▶ Input for this task:
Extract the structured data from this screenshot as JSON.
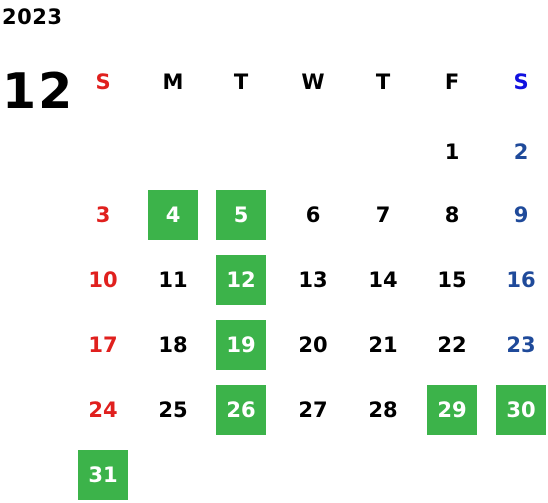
{
  "year": "2023",
  "month": "12",
  "colors": {
    "sunday": "#e0201e",
    "saturday_header": "#1010e0",
    "saturday_day": "#1f4a9a",
    "weekday": "#000000",
    "highlight_bg": "#3cb34a",
    "highlight_text": "#ffffff"
  },
  "weekdays": [
    "S",
    "M",
    "T",
    "W",
    "T",
    "F",
    "S"
  ],
  "weeks": [
    [
      null,
      null,
      null,
      null,
      null,
      {
        "d": "1"
      },
      {
        "d": "2"
      }
    ],
    [
      {
        "d": "3"
      },
      {
        "d": "4",
        "h": true
      },
      {
        "d": "5",
        "h": true
      },
      {
        "d": "6"
      },
      {
        "d": "7"
      },
      {
        "d": "8"
      },
      {
        "d": "9"
      }
    ],
    [
      {
        "d": "10"
      },
      {
        "d": "11"
      },
      {
        "d": "12",
        "h": true
      },
      {
        "d": "13"
      },
      {
        "d": "14"
      },
      {
        "d": "15"
      },
      {
        "d": "16"
      }
    ],
    [
      {
        "d": "17"
      },
      {
        "d": "18"
      },
      {
        "d": "19",
        "h": true
      },
      {
        "d": "20"
      },
      {
        "d": "21"
      },
      {
        "d": "22"
      },
      {
        "d": "23"
      }
    ],
    [
      {
        "d": "24"
      },
      {
        "d": "25"
      },
      {
        "d": "26",
        "h": true
      },
      {
        "d": "27"
      },
      {
        "d": "28"
      },
      {
        "d": "29",
        "h": true
      },
      {
        "d": "30",
        "h": true
      }
    ],
    [
      {
        "d": "31",
        "h": true
      },
      null,
      null,
      null,
      null,
      null,
      null
    ]
  ]
}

▶ What is being asked: The pictures should not be reproduced; quote all of the other material exactly.

▶ Output of the task:
Extract the structured data from this screenshot as JSON.
{
  "year": "2023",
  "month": "12",
  "colors": {
    "sunday": "#e0201e",
    "saturday_header": "#1010e0",
    "saturday_day": "#1f4a9a",
    "weekday": "#000000",
    "highlight_bg": "#3cb34a",
    "highlight_text": "#ffffff"
  },
  "weekdays": [
    "S",
    "M",
    "T",
    "W",
    "T",
    "F",
    "S"
  ],
  "weeks": [
    [
      null,
      null,
      null,
      null,
      null,
      {
        "d": "1"
      },
      {
        "d": "2"
      }
    ],
    [
      {
        "d": "3"
      },
      {
        "d": "4",
        "h": true
      },
      {
        "d": "5",
        "h": true
      },
      {
        "d": "6"
      },
      {
        "d": "7"
      },
      {
        "d": "8"
      },
      {
        "d": "9"
      }
    ],
    [
      {
        "d": "10"
      },
      {
        "d": "11"
      },
      {
        "d": "12",
        "h": true
      },
      {
        "d": "13"
      },
      {
        "d": "14"
      },
      {
        "d": "15"
      },
      {
        "d": "16"
      }
    ],
    [
      {
        "d": "17"
      },
      {
        "d": "18"
      },
      {
        "d": "19",
        "h": true
      },
      {
        "d": "20"
      },
      {
        "d": "21"
      },
      {
        "d": "22"
      },
      {
        "d": "23"
      }
    ],
    [
      {
        "d": "24"
      },
      {
        "d": "25"
      },
      {
        "d": "26",
        "h": true
      },
      {
        "d": "27"
      },
      {
        "d": "28"
      },
      {
        "d": "29",
        "h": true
      },
      {
        "d": "30",
        "h": true
      }
    ],
    [
      {
        "d": "31",
        "h": true
      },
      null,
      null,
      null,
      null,
      null,
      null
    ]
  ]
}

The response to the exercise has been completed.